-- Required work --
Repeat each record below exactly as given.

-- Dataset extract --

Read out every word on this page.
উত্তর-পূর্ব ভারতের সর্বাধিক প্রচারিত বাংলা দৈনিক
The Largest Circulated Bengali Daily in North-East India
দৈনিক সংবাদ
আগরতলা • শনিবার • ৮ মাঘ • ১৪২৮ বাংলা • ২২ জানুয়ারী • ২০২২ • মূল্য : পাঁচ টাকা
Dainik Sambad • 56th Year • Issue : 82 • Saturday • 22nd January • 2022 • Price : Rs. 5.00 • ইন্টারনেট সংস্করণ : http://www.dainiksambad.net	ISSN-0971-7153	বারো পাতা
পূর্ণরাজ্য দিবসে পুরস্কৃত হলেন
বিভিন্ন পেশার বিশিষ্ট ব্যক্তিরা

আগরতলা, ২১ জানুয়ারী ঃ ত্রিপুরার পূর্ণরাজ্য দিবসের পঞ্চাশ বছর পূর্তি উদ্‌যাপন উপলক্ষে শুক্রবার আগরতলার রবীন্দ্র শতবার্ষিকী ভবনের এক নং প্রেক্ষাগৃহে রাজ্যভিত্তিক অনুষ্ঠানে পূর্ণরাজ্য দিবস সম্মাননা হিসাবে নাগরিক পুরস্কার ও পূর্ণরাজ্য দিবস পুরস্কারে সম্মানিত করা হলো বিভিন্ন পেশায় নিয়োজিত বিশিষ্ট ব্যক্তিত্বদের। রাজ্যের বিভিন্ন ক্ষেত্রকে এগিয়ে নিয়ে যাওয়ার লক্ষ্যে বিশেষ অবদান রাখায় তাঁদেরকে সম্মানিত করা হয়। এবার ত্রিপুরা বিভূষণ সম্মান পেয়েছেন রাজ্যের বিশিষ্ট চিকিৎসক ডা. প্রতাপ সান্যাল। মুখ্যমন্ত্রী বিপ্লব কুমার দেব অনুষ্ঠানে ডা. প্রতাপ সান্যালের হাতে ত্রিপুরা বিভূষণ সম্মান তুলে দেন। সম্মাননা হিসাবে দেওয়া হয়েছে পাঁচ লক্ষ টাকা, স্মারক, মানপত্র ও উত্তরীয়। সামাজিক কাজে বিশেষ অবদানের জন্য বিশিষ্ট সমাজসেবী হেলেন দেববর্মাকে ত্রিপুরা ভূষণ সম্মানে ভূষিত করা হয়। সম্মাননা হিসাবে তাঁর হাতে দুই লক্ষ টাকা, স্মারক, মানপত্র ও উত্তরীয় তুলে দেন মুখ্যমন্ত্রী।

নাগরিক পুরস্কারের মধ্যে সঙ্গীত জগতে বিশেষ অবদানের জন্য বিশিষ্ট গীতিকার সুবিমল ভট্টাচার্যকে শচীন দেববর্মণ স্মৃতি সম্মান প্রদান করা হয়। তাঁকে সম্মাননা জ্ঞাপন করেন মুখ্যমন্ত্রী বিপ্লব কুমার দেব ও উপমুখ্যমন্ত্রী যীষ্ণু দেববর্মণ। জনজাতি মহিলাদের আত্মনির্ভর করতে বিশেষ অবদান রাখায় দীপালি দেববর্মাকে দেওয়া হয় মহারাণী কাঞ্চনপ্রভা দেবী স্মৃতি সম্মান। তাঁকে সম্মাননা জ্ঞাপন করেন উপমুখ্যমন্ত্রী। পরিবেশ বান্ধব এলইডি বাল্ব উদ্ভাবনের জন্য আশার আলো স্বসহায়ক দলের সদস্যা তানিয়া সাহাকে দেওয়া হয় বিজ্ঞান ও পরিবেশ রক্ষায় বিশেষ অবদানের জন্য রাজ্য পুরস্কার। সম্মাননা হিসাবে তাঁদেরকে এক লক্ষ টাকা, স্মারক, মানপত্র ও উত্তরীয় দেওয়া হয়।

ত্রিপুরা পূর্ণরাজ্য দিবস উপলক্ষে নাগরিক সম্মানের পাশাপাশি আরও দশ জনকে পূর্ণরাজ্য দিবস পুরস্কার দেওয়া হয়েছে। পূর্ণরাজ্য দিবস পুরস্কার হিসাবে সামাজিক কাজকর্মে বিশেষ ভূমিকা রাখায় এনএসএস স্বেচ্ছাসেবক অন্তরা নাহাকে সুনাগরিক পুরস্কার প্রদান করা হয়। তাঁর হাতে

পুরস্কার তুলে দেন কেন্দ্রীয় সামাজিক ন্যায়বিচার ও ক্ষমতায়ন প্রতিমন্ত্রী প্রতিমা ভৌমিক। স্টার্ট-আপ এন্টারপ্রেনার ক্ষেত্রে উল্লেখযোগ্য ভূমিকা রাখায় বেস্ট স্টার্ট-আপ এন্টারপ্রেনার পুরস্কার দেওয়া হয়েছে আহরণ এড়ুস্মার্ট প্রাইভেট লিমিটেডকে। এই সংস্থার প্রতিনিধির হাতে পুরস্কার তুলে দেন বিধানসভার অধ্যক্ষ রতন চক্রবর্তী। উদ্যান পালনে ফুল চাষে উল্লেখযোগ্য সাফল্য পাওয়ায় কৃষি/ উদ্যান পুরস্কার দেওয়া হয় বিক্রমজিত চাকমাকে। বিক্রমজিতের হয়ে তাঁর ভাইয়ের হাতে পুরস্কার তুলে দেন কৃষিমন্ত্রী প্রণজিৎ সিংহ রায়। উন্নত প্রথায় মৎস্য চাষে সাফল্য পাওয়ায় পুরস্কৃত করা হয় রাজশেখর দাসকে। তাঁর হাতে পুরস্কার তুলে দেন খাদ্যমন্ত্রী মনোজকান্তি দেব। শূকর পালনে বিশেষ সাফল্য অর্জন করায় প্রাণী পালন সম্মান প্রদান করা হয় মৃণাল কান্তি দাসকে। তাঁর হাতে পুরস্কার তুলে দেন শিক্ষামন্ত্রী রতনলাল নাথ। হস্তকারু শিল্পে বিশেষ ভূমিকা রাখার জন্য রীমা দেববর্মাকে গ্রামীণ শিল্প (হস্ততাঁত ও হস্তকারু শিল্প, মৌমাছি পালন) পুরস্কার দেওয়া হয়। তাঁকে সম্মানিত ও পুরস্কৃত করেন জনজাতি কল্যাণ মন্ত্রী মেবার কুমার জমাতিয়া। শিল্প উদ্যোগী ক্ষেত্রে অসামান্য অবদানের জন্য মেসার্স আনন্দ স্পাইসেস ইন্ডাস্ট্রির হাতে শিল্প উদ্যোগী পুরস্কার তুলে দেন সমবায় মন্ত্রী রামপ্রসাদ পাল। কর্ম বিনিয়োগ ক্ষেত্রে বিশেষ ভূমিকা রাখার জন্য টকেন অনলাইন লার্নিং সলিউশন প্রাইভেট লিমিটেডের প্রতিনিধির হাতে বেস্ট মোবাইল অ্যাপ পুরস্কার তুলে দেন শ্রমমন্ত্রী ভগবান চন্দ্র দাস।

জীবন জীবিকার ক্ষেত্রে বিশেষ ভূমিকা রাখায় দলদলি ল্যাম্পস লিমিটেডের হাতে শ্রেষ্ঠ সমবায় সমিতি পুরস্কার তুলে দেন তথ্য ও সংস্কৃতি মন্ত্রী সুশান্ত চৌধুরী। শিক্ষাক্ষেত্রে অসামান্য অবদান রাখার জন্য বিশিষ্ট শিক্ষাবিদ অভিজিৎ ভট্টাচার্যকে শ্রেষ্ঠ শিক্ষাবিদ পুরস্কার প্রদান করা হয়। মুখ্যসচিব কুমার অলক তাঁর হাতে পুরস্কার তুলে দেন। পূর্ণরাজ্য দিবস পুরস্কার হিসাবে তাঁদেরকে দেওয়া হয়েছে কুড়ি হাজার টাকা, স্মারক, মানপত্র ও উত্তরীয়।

-- Answer to the problem --
Read out every word on this page.
উত্তর-পূর্ব ভারতের সর্বাধিক প্রচারিত বাংলা দৈনিক
The Largest Circulated Bengali Daily in North-East India
দৈনিক সংবাদ
আগরতলা • শনিবার • ৮ মাঘ • ১৪২৮ বাংলা • ২২ জানুয়ারী • ২০২২ • মূল্য : পাঁচ টাকা
Dainik Sambad • 56th Year • Issue : 82 • Saturday • 22nd January • 2022 • Price : Rs. 5.00 • ইন্টারনেট সংস্করণ : http://www.dainiksambad.net	ISSN-0971-7153	বারো পাতা
পূর্ণরাজ্য দিবসে পুরস্কৃত হলেন
বিভিন্ন পেশার বিশিষ্ট ব্যক্তিরা

আগরতলা, ২১ জানুয়ারী ঃ ত্রিপুরার পূর্ণরাজ্য দিবসের পঞ্চাশ বছর পূর্তি উদ্‌যাপন উপলক্ষে শুক্রবার আগরতলার রবীন্দ্র শতবার্ষিকী ভবনের এক নং প্রেক্ষাগৃহে রাজ্যভিত্তিক অনুষ্ঠানে পূর্ণরাজ্য দিবস সম্মাননা হিসাবে নাগরিক পুরস্কার ও পূর্ণরাজ্য দিবস পুরস্কারে সম্মানিত করা হলো বিভিন্ন পেশায় নিয়োজিত বিশিষ্ট ব্যক্তিত্বদের। রাজ্যের বিভিন্ন ক্ষেত্রকে এগিয়ে নিয়ে যাওয়ার লক্ষ্যে বিশেষ অবদান রাখায় তাঁদেরকে সম্মানিত করা হয়। এবার ত্রিপুরা বিভূষণ সম্মান পেয়েছেন রাজ্যের বিশিষ্ট চিকিৎসক ডা. প্রতাপ সান্যাল। মুখ্যমন্ত্রী বিপ্লব কুমার দেব অনুষ্ঠানে ডা. প্রতাপ সান্যালের হাতে ত্রিপুরা বিভূষণ সম্মান তুলে দেন। সম্মাননা হিসাবে দেওয়া হয়েছে পাঁচ লক্ষ টাকা, স্মারক, মানপত্র ও উত্তরীয়। সামাজিক কাজে বিশেষ অবদানের জন্য বিশিষ্ট সমাজসেবী হেলেন দেববর্মাকে ত্রিপুরা ভূষণ সম্মানে ভূষিত করা হয়। সম্মাননা হিসাবে তাঁর হাতে দুই লক্ষ টাকা, স্মারক, মানপত্র ও উত্তরীয় তুলে দেন মুখ্যমন্ত্রী।

নাগরিক পুরস্কারের মধ্যে সঙ্গীত জগতে বিশেষ অবদানের জন্য বিশিষ্ট গীতিকার সুবিমল ভট্টাচার্যকে শচীন দেববর্মণ স্মৃতি সম্মান প্রদান করা হয়। তাঁকে সম্মাননা জ্ঞাপন করেন মুখ্যমন্ত্রী বিপ্লব কুমার দেব ও উপমুখ্যমন্ত্রী যীষ্ণু দেববর্মণ। জনজাতি মহিলাদের আত্মনির্ভর করতে বিশেষ অবদান রাখায় দীপালি দেববর্মাকে দেওয়া হয় মহারাণী কাঞ্চনপ্রভা দেবী স্মৃতি সম্মান। তাঁকে সম্মাননা জ্ঞাপন করেন উপমুখ্যমন্ত্রী। পরিবেশ বান্ধব এলইডি বাল্ব উদ্ভাবনের জন্য আশার আলো স্বসহায়ক দলের সদস্যা তানিয়া সাহাকে দেওয়া হয় বিজ্ঞান ও পরিবেশ রক্ষায় বিশেষ অবদানের জন্য রাজ্য পুরস্কার। সম্মাননা হিসাবে তাঁদেরকে এক লক্ষ টাকা, স্মারক, মানপত্র ও উত্তরীয় দেওয়া হয়।

ত্রিপুরা পূর্ণরাজ্য দিবস উপলক্ষে নাগরিক সম্মানের পাশাপাশি আরও দশ জনকে পূর্ণরাজ্য দিবস পুরস্কার দেওয়া হয়েছে। পূর্ণরাজ্য দিবস পুরস্কার হিসাবে সামাজিক কাজকর্মে বিশেষ ভূমিকা রাখায় এনএসএস স্বেচ্ছাসেবক অন্তরা নাহাকে সুনাগরিক পুরস্কার প্রদান করা হয়। তাঁর হাতে

পুরস্কার তুলে দেন কেন্দ্রীয় সামাজিক ন্যায়বিচার ও ক্ষমতায়ন প্রতিমন্ত্রী প্রতিমা ভৌমিক। স্টার্ট-আপ এন্টারপ্রেনার ক্ষেত্রে উল্লেখযোগ্য ভূমিকা রাখায় বেস্ট স্টার্ট-আপ এন্টারপ্রেনার পুরস্কার দেওয়া হয়েছে আহরণ এড়ুস্মার্ট প্রাইভেট লিমিটেডকে। এই সংস্থার প্রতিনিধির হাতে পুরস্কার তুলে দেন বিধানসভার অধ্যক্ষ রতন চক্রবর্তী। উদ্যান পালনে ফুল চাষে উল্লেখযোগ্য সাফল্য পাওয়ায় কৃষি/ উদ্যান পুরস্কার দেওয়া হয় বিক্রমজিত চাকমাকে। বিক্রমজিতের হয়ে তাঁর ভাইয়ের হাতে পুরস্কার তুলে দেন কৃষিমন্ত্রী প্রণজিৎ সিংহ রায়। উন্নত প্রথায় মৎস্য চাষে সাফল্য পাওয়ায় পুরস্কৃত করা হয় রাজশেখর দাসকে। তাঁর হাতে পুরস্কার তুলে দেন খাদ্যমন্ত্রী মনোজকান্তি দেব। শূকর পালনে বিশেষ সাফল্য অর্জন করায় প্রাণী পালন সম্মান প্রদান করা হয় মৃণাল কান্তি দাসকে। তাঁর হাতে পুরস্কার তুলে দেন শিক্ষামন্ত্রী রতনলাল নাথ। হস্তকারু শিল্পে বিশেষ ভূমিকা রাখার জন্য রীমা দেববর্মাকে গ্রামীণ শিল্প (হস্ততাঁত ও হস্তকারু শিল্প, মৌমাছি পালন) পুরস্কার দেওয়া হয়। তাঁকে সম্মানিত ও পুরস্কৃত করেন জনজাতি কল্যাণ মন্ত্রী মেবার কুমার জমাতিয়া। শিল্প উদ্যোগী ক্ষেত্রে অসামান্য অবদানের জন্য মেসার্স আনন্দ স্পাইসেস ইন্ডাস্ট্রির হাতে শিল্প উদ্যোগী পুরস্কার তুলে দেন সমবায় মন্ত্রী রামপ্রসাদ পাল। কর্ম বিনিয়োগ ক্ষেত্রে বিশেষ ভূমিকা রাখার জন্য টকেন অনলাইন লার্নিং সলিউশন প্রাইভেট লিমিটেডের প্রতিনিধির হাতে বেস্ট মোবাইল অ্যাপ পুরস্কার তুলে দেন শ্রমমন্ত্রী ভগবান চন্দ্র দাস।

জীবন জীবিকার ক্ষেত্রে বিশেষ ভূমিকা রাখায় দলদলি ল্যাম্পস লিমিটেডের হাতে শ্রেষ্ঠ সমবায় সমিতি পুরস্কার তুলে দেন তথ্য ও সংস্কৃতি মন্ত্রী সুশান্ত চৌধুরী। শিক্ষাক্ষেত্রে অসামান্য অবদান রাখার জন্য বিশিষ্ট শিক্ষাবিদ অভিজিৎ ভট্টাচার্যকে শ্রেষ্ঠ শিক্ষাবিদ পুরস্কার প্রদান করা হয়। মুখ্যসচিব কুমার অলক তাঁর হাতে পুরস্কার তুলে দেন। পূর্ণরাজ্য দিবস পুরস্কার হিসাবে তাঁদেরকে দেওয়া হয়েছে কুড়ি হাজার টাকা, স্মারক, মানপত্র ও উত্তরীয়।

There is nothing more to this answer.